Collected data:
--- --- ---

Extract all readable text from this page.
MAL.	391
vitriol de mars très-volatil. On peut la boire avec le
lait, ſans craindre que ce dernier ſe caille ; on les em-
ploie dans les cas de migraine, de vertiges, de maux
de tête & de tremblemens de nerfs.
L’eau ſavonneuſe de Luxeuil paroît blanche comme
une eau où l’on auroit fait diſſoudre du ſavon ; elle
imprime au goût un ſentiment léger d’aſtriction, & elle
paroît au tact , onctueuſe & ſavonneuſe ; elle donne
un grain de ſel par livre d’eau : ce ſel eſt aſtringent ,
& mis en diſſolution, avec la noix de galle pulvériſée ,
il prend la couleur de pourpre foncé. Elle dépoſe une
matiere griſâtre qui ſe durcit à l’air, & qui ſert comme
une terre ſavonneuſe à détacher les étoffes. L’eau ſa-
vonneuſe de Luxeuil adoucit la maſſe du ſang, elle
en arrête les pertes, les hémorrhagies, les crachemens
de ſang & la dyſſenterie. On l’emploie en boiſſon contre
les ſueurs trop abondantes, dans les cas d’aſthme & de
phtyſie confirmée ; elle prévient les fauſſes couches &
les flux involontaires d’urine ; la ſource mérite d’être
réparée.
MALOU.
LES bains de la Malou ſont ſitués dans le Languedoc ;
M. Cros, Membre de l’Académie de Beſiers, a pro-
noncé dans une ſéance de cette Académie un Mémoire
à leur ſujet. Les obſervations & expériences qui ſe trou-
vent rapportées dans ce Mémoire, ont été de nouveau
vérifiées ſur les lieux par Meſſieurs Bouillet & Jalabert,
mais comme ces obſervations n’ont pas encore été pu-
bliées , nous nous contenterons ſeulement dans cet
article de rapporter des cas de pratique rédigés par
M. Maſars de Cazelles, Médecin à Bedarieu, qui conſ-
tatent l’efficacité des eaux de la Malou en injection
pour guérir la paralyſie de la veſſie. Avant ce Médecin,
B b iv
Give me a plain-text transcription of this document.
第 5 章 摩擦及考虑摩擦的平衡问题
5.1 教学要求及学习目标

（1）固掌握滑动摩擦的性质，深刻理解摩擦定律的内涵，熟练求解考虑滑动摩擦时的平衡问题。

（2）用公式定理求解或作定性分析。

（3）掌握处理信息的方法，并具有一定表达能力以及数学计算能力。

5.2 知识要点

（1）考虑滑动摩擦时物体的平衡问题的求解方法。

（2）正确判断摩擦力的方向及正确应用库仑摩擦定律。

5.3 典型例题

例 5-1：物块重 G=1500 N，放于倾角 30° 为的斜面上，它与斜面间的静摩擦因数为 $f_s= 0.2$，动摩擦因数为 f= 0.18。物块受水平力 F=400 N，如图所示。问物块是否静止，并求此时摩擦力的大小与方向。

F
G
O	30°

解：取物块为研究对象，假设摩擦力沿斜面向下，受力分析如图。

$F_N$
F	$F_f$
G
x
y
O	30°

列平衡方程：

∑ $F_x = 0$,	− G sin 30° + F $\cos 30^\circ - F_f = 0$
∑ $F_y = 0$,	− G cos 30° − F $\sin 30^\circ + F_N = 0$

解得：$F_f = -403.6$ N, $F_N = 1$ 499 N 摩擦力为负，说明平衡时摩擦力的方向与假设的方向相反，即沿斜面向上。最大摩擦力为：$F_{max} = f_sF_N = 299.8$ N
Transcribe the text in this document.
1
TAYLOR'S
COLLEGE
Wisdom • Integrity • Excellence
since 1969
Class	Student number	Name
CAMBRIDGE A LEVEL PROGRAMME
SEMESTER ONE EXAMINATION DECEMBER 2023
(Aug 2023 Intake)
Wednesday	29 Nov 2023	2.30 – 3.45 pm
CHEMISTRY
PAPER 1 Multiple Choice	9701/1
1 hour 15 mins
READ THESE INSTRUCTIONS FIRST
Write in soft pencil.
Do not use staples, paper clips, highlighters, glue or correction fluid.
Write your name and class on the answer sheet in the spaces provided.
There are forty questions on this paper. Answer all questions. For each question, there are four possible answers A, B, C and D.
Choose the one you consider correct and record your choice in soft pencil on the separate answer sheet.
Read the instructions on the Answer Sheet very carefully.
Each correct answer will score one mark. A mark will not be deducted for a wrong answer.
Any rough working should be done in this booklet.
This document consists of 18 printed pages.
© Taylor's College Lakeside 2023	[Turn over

--- --- ---

* [AIM OF THE EXERCISE]:
Transcribe all of the material exactly. Omit nothing.

* [WORKED ANSWER]:
Extract all readable text from this page.
MAL.	391
vitriol de mars très-volatil. On peut la boire avec le
lait, ſans craindre que ce dernier ſe caille ; on les em-
ploie dans les cas de migraine, de vertiges, de maux
de tête & de tremblemens de nerfs.
L’eau ſavonneuſe de Luxeuil paroît blanche comme
une eau où l’on auroit fait diſſoudre du ſavon ; elle
imprime au goût un ſentiment léger d’aſtriction, & elle
paroît au tact , onctueuſe & ſavonneuſe ; elle donne
un grain de ſel par livre d’eau : ce ſel eſt aſtringent ,
& mis en diſſolution, avec la noix de galle pulvériſée ,
il prend la couleur de pourpre foncé. Elle dépoſe une
matiere griſâtre qui ſe durcit à l’air, & qui ſert comme
une terre ſavonneuſe à détacher les étoffes. L’eau ſa-
vonneuſe de Luxeuil adoucit la maſſe du ſang, elle
en arrête les pertes, les hémorrhagies, les crachemens
de ſang & la dyſſenterie. On l’emploie en boiſſon contre
les ſueurs trop abondantes, dans les cas d’aſthme & de
phtyſie confirmée ; elle prévient les fauſſes couches &
les flux involontaires d’urine ; la ſource mérite d’être
réparée.
MALOU.
LES bains de la Malou ſont ſitués dans le Languedoc ;
M. Cros, Membre de l’Académie de Beſiers, a pro-
noncé dans une ſéance de cette Académie un Mémoire
à leur ſujet. Les obſervations & expériences qui ſe trou-
vent rapportées dans ce Mémoire, ont été de nouveau
vérifiées ſur les lieux par Meſſieurs Bouillet & Jalabert,
mais comme ces obſervations n’ont pas encore été pu-
bliées , nous nous contenterons ſeulement dans cet
article de rapporter des cas de pratique rédigés par
M. Maſars de Cazelles, Médecin à Bedarieu, qui conſ-
tatent l’efficacité des eaux de la Malou en injection
pour guérir la paralyſie de la veſſie. Avant ce Médecin,
B b iv
Give me a plain-text transcription of this document.
第 5 章 摩擦及考虑摩擦的平衡问题
5.1 教学要求及学习目标

（1）固掌握滑动摩擦的性质，深刻理解摩擦定律的内涵，熟练求解考虑滑动摩擦时的平衡问题。

（2）用公式定理求解或作定性分析。

（3）掌握处理信息的方法，并具有一定表达能力以及数学计算能力。

5.2 知识要点

（1）考虑滑动摩擦时物体的平衡问题的求解方法。

（2）正确判断摩擦力的方向及正确应用库仑摩擦定律。

5.3 典型例题

例 5-1：物块重 G=1500 N，放于倾角 30° 为的斜面上，它与斜面间的静摩擦因数为 $f_s= 0.2$，动摩擦因数为 f= 0.18。物块受水平力 F=400 N，如图所示。问物块是否静止，并求此时摩擦力的大小与方向。

F
G
O	30°

解：取物块为研究对象，假设摩擦力沿斜面向下，受力分析如图。

$F_N$
F	$F_f$
G
x
y
O	30°

列平衡方程：

∑ $F_x = 0$,	− G sin 30° + F $\cos 30^\circ - F_f = 0$
∑ $F_y = 0$,	− G cos 30° − F $\sin 30^\circ + F_N = 0$

解得：$F_f = -403.6$ N, $F_N = 1$ 499 N 摩擦力为负，说明平衡时摩擦力的方向与假设的方向相反，即沿斜面向上。最大摩擦力为：$F_{max} = f_sF_N = 299.8$ N
Transcribe the text in this document.
1
TAYLOR'S
COLLEGE
Wisdom • Integrity • Excellence
since 1969
Class	Student number	Name
CAMBRIDGE A LEVEL PROGRAMME
SEMESTER ONE EXAMINATION DECEMBER 2023
(Aug 2023 Intake)
Wednesday	29 Nov 2023	2.30 – 3.45 pm
CHEMISTRY
PAPER 1 Multiple Choice	9701/1
1 hour 15 mins
READ THESE INSTRUCTIONS FIRST
Write in soft pencil.
Do not use staples, paper clips, highlighters, glue or correction fluid.
Write your name and class on the answer sheet in the spaces provided.
There are forty questions on this paper. Answer all questions. For each question, there are four possible answers A, B, C and D.
Choose the one you consider correct and record your choice in soft pencil on the separate answer sheet.
Read the instructions on the Answer Sheet very carefully.
Each correct answer will score one mark. A mark will not be deducted for a wrong answer.
Any rough working should be done in this booklet.
This document consists of 18 printed pages.
© Taylor's College Lakeside 2023	[Turn over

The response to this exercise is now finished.